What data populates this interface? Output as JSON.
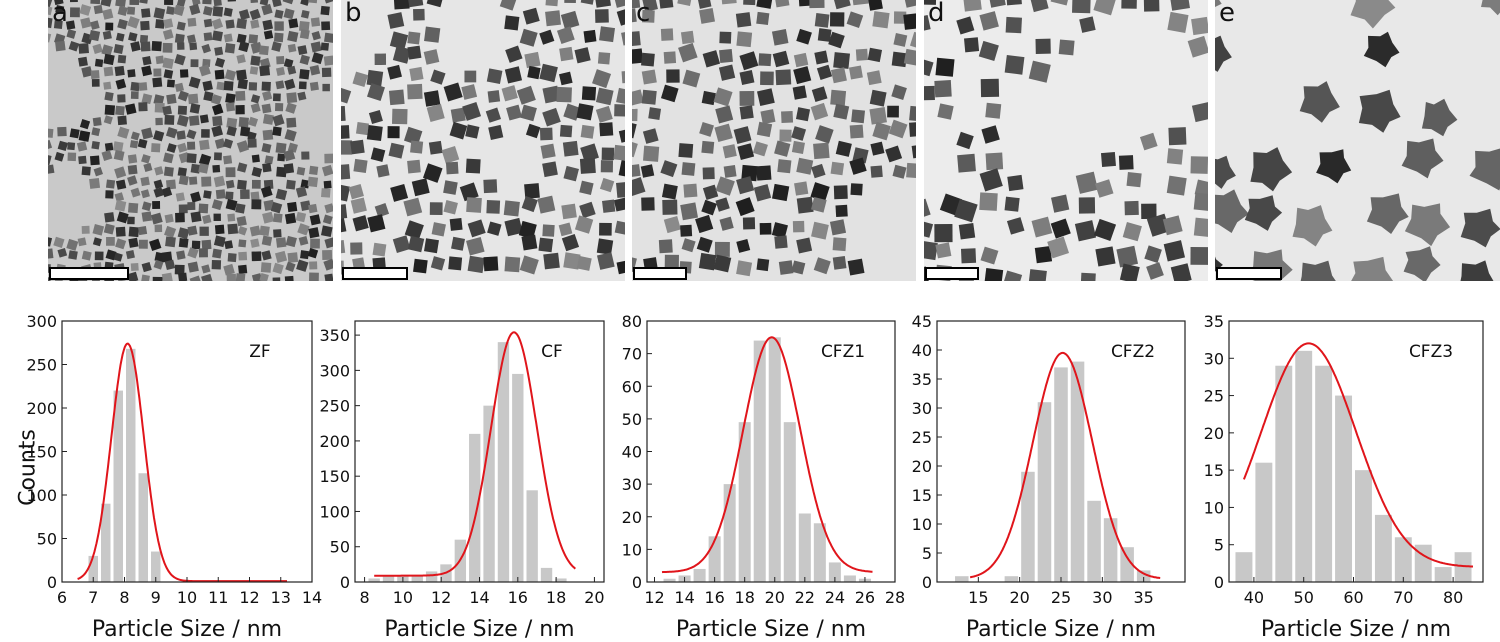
{
  "micrographs": [
    {
      "letter": "a",
      "bg": "#c9c9c9",
      "density": 0.62,
      "size": 9,
      "shape": "cube"
    },
    {
      "letter": "b",
      "bg": "#e6e6e6",
      "density": 0.55,
      "size": 14,
      "shape": "cube"
    },
    {
      "letter": "c",
      "bg": "#e2e2e2",
      "density": 0.6,
      "size": 14,
      "shape": "cube"
    },
    {
      "letter": "d",
      "bg": "#ececec",
      "density": 0.45,
      "size": 17,
      "shape": "cube"
    },
    {
      "letter": "e",
      "bg": "#e8e8e8",
      "density": 0.55,
      "size": 40,
      "shape": "star"
    }
  ],
  "y_axis_label": "Counts",
  "x_axis_label": "Particle Size / nm",
  "colors": {
    "bar": "#c8c8c8",
    "fit": "#e0151b",
    "axis": "#222222"
  },
  "chart_data": [
    {
      "type": "bar",
      "label": "ZF",
      "xlim": [
        6,
        14
      ],
      "ylim": [
        0,
        300
      ],
      "xticks": [
        6,
        7,
        8,
        9,
        10,
        11,
        12,
        13,
        14
      ],
      "yticks": [
        0,
        50,
        100,
        150,
        200,
        250,
        300
      ],
      "bin_width": 0.4,
      "bins": [
        6.6,
        7.0,
        7.4,
        7.8,
        8.2,
        8.6,
        9.0,
        9.4
      ],
      "values": [
        0,
        30,
        90,
        220,
        268,
        125,
        35,
        0
      ],
      "fit": {
        "mu": 8.1,
        "sigma": 0.52,
        "amp": 273,
        "base": 1,
        "xmin": 6.5,
        "xmax": 13.2
      }
    },
    {
      "type": "bar",
      "label": "CF",
      "xlim": [
        7.5,
        20.5
      ],
      "ylim": [
        0,
        370
      ],
      "xticks": [
        8,
        10,
        12,
        14,
        16,
        18,
        20
      ],
      "yticks": [
        0,
        50,
        100,
        150,
        200,
        250,
        300,
        350
      ],
      "bin_width": 0.75,
      "bins": [
        8.5,
        9.25,
        10.0,
        10.75,
        11.5,
        12.25,
        13.0,
        13.75,
        14.5,
        15.25,
        16.0,
        16.75,
        17.5,
        18.25,
        19.0,
        19.75
      ],
      "values": [
        5,
        8,
        8,
        10,
        15,
        25,
        60,
        210,
        250,
        340,
        295,
        130,
        20,
        5,
        0,
        0
      ],
      "fit": {
        "mu": 15.8,
        "sigma": 1.2,
        "amp": 345,
        "base": 9,
        "xmin": 8.5,
        "xmax": 19.0
      }
    },
    {
      "type": "bar",
      "label": "CFZ1",
      "xlim": [
        11.5,
        28
      ],
      "ylim": [
        0,
        80
      ],
      "xticks": [
        12,
        14,
        16,
        18,
        20,
        22,
        24,
        26,
        28
      ],
      "yticks": [
        0,
        10,
        20,
        30,
        40,
        50,
        60,
        70,
        80
      ],
      "bin_width": 1.0,
      "bins": [
        13,
        14,
        15,
        16,
        17,
        18,
        19,
        20,
        21,
        22,
        23,
        24,
        25,
        26
      ],
      "values": [
        1,
        2,
        4,
        14,
        30,
        49,
        74,
        75,
        49,
        21,
        18,
        6,
        2,
        1
      ],
      "fit": {
        "mu": 19.8,
        "sigma": 1.9,
        "amp": 72,
        "base": 3,
        "xmin": 12.5,
        "xmax": 26.5
      }
    },
    {
      "type": "bar",
      "label": "CFZ2",
      "xlim": [
        10,
        40
      ],
      "ylim": [
        0,
        45
      ],
      "xticks": [
        15,
        20,
        25,
        30,
        35
      ],
      "yticks": [
        0,
        5,
        10,
        15,
        20,
        25,
        30,
        35,
        40,
        45
      ],
      "bin_width": 2.0,
      "bins": [
        13,
        15,
        17,
        19,
        21,
        23,
        25,
        27,
        29,
        31,
        33,
        35
      ],
      "values": [
        1,
        0,
        0,
        1,
        19,
        31,
        37,
        38,
        14,
        11,
        6,
        2
      ],
      "fit": {
        "mu": 25.2,
        "sigma": 3.6,
        "amp": 39,
        "base": 0.5,
        "xmin": 14,
        "xmax": 37
      }
    },
    {
      "type": "bar",
      "label": "CFZ3",
      "xlim": [
        35,
        86
      ],
      "ylim": [
        0,
        35
      ],
      "xticks": [
        40,
        50,
        60,
        70,
        80
      ],
      "yticks": [
        0,
        5,
        10,
        15,
        20,
        25,
        30,
        35
      ],
      "bin_width": 4.0,
      "bins": [
        38,
        42,
        46,
        50,
        54,
        58,
        62,
        66,
        70,
        74,
        78,
        82
      ],
      "values": [
        4,
        16,
        29,
        31,
        29,
        25,
        15,
        9,
        6,
        5,
        2,
        4
      ],
      "fit": {
        "mu": 51,
        "sigma": 9.5,
        "amp": 30,
        "base": 2,
        "xmin": 38,
        "xmax": 84
      }
    }
  ]
}
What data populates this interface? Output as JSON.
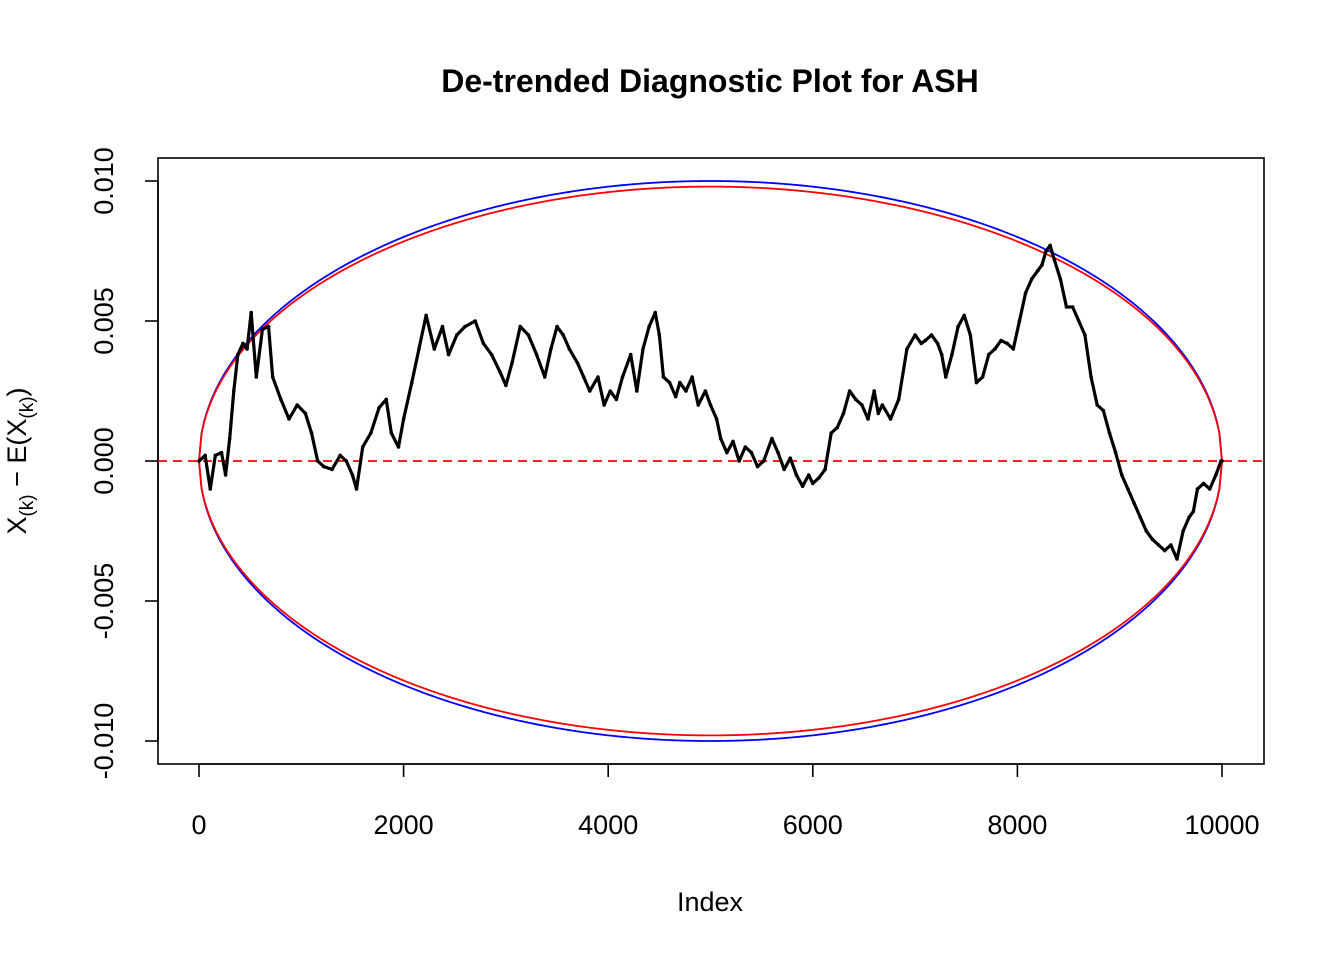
{
  "chart_data": {
    "type": "scatter",
    "title": "De-trended Diagnostic Plot for ASH",
    "xlabel": "Index",
    "ylabel": {
      "base": "X",
      "sub": "(k)",
      "minus": " − E(X",
      "sub2": "(k)",
      "close": ")"
    },
    "xlim": [
      -200,
      10200
    ],
    "ylim": [
      -0.0108,
      0.0108
    ],
    "x_ticks": [
      0,
      2000,
      4000,
      6000,
      8000,
      10000
    ],
    "x_tick_labels": [
      "0",
      "2000",
      "4000",
      "6000",
      "8000",
      "10000"
    ],
    "y_ticks": [
      -0.01,
      -0.005,
      0,
      0.005,
      0.01
    ],
    "y_tick_labels": [
      "-0.010",
      "-0.005",
      "0.000",
      "0.005",
      "0.010"
    ],
    "grid": false,
    "legend": "none",
    "n_points": 10000,
    "reference_line": {
      "y": 0,
      "style": "dashed",
      "color": "#ff0000"
    },
    "envelopes": [
      {
        "color": "#0000ff",
        "half_width": 0.01
      },
      {
        "color": "#ff0000",
        "half_width": 0.0098
      }
    ],
    "series": [
      {
        "color": "#000000",
        "x": [
          0,
          60,
          110,
          160,
          220,
          260,
          300,
          340,
          380,
          430,
          470,
          510,
          560,
          620,
          680,
          720,
          800,
          880,
          960,
          1040,
          1100,
          1160,
          1220,
          1300,
          1380,
          1440,
          1500,
          1540,
          1600,
          1680,
          1760,
          1830,
          1880,
          1950,
          2000,
          2080,
          2150,
          2220,
          2300,
          2380,
          2440,
          2520,
          2600,
          2700,
          2780,
          2860,
          2940,
          3000,
          3060,
          3140,
          3220,
          3300,
          3380,
          3440,
          3500,
          3560,
          3620,
          3700,
          3760,
          3820,
          3900,
          3960,
          4020,
          4080,
          4140,
          4220,
          4280,
          4340,
          4400,
          4460,
          4500,
          4540,
          4600,
          4660,
          4700,
          4760,
          4820,
          4880,
          4950,
          5000,
          5060,
          5100,
          5160,
          5220,
          5280,
          5340,
          5400,
          5460,
          5520,
          5600,
          5660,
          5720,
          5780,
          5840,
          5900,
          5960,
          6000,
          6060,
          6120,
          6180,
          6240,
          6300,
          6360,
          6420,
          6480,
          6540,
          6600,
          6640,
          6680,
          6760,
          6840,
          6920,
          7000,
          7060,
          7100,
          7160,
          7220,
          7260,
          7300,
          7360,
          7420,
          7480,
          7540,
          7600,
          7660,
          7720,
          7780,
          7840,
          7900,
          7960,
          8020,
          8080,
          8140,
          8200,
          8240,
          8280,
          8320,
          8360,
          8420,
          8480,
          8540,
          8600,
          8660,
          8720,
          8780,
          8840,
          8900,
          8960,
          9020,
          9080,
          9140,
          9200,
          9260,
          9320,
          9380,
          9440,
          9500,
          9560,
          9620,
          9680,
          9720,
          9760,
          9820,
          9880,
          9940,
          9990,
          10000
        ],
        "y": [
          0.0,
          0.0002,
          -0.001,
          0.0002,
          0.0003,
          -0.0005,
          0.0008,
          0.0025,
          0.0038,
          0.0042,
          0.004,
          0.0053,
          0.003,
          0.0047,
          0.0048,
          0.003,
          0.0022,
          0.0015,
          0.002,
          0.0017,
          0.001,
          0.0,
          -0.0002,
          -0.0003,
          0.0002,
          0.0,
          -0.0005,
          -0.001,
          0.0005,
          0.001,
          0.0019,
          0.0022,
          0.001,
          0.0005,
          0.0015,
          0.0028,
          0.004,
          0.0052,
          0.004,
          0.0048,
          0.0038,
          0.0045,
          0.0048,
          0.005,
          0.0042,
          0.0038,
          0.0032,
          0.0027,
          0.0035,
          0.0048,
          0.0045,
          0.0038,
          0.003,
          0.004,
          0.0048,
          0.0045,
          0.004,
          0.0035,
          0.003,
          0.0025,
          0.003,
          0.002,
          0.0025,
          0.0022,
          0.003,
          0.0038,
          0.0025,
          0.004,
          0.0048,
          0.0053,
          0.0045,
          0.003,
          0.0028,
          0.0023,
          0.0028,
          0.0025,
          0.003,
          0.002,
          0.0025,
          0.002,
          0.0015,
          0.0008,
          0.0003,
          0.0007,
          0.0,
          0.0005,
          0.0003,
          -0.0002,
          0.0,
          0.0008,
          0.0003,
          -0.0003,
          0.0001,
          -0.0005,
          -0.0009,
          -0.0005,
          -0.0008,
          -0.0006,
          -0.0003,
          0.001,
          0.0012,
          0.0017,
          0.0025,
          0.0022,
          0.002,
          0.0015,
          0.0025,
          0.0017,
          0.002,
          0.0015,
          0.0022,
          0.004,
          0.0045,
          0.0042,
          0.0043,
          0.0045,
          0.0042,
          0.0038,
          0.003,
          0.0038,
          0.0048,
          0.0052,
          0.0045,
          0.0028,
          0.003,
          0.0038,
          0.004,
          0.0043,
          0.0042,
          0.004,
          0.005,
          0.006,
          0.0065,
          0.0068,
          0.007,
          0.0075,
          0.0077,
          0.0072,
          0.0065,
          0.0055,
          0.0055,
          0.005,
          0.0045,
          0.003,
          0.002,
          0.0018,
          0.001,
          0.0003,
          -0.0005,
          -0.001,
          -0.0015,
          -0.002,
          -0.0025,
          -0.0028,
          -0.003,
          -0.0032,
          -0.003,
          -0.0035,
          -0.0025,
          -0.002,
          -0.0018,
          -0.001,
          -0.0008,
          -0.001,
          -0.0005,
          0.0,
          0.0
        ]
      }
    ]
  }
}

= = = =

→ **Do this**: Select and copy each line from the data that includes the word "xmin".

→ **Exercise answer**:
        "xmin": 6.5,
        "xmin": 8.5,
        "xmin": 12.5,
        "xmin": 14,
        "xmin": 38,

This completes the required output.